### ENTRIES SUPPLIED:
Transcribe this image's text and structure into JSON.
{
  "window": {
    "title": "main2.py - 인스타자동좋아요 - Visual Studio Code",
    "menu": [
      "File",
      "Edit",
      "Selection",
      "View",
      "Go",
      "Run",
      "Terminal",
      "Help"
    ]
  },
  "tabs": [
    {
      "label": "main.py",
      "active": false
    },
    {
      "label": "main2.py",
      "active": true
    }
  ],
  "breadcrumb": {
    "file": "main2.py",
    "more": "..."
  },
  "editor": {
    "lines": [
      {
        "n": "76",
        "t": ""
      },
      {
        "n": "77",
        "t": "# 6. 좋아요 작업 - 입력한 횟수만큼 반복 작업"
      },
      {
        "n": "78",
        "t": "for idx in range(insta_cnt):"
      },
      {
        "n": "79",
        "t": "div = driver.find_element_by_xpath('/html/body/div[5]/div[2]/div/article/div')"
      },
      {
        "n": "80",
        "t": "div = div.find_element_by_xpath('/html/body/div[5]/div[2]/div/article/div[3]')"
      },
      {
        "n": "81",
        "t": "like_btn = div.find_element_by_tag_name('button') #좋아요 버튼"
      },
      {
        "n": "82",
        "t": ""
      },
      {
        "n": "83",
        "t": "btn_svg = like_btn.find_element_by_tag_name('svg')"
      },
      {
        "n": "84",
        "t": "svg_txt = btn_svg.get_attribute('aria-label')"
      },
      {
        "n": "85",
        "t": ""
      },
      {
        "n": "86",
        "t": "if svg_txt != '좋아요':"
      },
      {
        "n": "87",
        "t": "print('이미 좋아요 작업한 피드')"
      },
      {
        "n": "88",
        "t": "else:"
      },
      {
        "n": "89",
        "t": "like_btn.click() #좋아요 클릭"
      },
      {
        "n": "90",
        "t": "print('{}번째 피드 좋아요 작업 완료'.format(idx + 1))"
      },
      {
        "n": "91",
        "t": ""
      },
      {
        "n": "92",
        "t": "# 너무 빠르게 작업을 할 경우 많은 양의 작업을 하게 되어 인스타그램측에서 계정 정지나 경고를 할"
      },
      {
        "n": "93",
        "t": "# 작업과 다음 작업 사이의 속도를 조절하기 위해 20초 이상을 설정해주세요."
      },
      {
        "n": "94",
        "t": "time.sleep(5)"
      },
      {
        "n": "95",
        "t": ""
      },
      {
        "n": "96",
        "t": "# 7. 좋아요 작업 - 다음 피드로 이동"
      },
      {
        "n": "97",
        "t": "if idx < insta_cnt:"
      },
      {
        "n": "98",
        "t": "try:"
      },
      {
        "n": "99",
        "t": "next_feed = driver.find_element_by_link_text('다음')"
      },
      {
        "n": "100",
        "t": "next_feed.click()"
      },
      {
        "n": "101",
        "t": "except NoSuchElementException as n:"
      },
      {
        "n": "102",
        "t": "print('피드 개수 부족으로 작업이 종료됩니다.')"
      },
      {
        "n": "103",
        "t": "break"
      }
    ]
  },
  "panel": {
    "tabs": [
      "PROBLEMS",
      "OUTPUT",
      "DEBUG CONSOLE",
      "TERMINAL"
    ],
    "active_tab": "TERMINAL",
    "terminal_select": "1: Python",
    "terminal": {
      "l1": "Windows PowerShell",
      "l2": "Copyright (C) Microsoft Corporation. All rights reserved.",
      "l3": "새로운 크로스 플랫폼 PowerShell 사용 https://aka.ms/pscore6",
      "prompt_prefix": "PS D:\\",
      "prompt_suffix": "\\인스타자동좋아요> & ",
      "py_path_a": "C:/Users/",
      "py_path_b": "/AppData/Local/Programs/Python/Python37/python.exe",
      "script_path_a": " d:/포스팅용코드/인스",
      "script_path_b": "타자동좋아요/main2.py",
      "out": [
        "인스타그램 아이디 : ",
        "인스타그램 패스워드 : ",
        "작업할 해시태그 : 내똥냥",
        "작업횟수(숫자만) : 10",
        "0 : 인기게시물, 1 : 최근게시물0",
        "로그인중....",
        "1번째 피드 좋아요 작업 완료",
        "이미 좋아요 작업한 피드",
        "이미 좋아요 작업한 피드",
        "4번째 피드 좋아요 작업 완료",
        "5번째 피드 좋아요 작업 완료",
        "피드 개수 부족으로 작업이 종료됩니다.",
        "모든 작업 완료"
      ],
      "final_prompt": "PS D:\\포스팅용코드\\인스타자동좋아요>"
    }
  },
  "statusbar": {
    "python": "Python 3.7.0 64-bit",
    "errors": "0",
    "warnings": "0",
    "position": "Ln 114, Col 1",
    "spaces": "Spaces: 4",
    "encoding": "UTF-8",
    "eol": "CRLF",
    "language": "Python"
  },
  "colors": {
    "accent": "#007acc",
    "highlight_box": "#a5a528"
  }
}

### TASK BRIEF:
Show every line above in which the word "html" occurs.

### REPLY TO THE TASK:
        "t": "div = driver.find_element_by_xpath('/html/body/div[5]/div[2]/div/article/div')"
        "t": "div = div.find_element_by_xpath('/html/body/div[5]/div[2]/div/article/div[3]')"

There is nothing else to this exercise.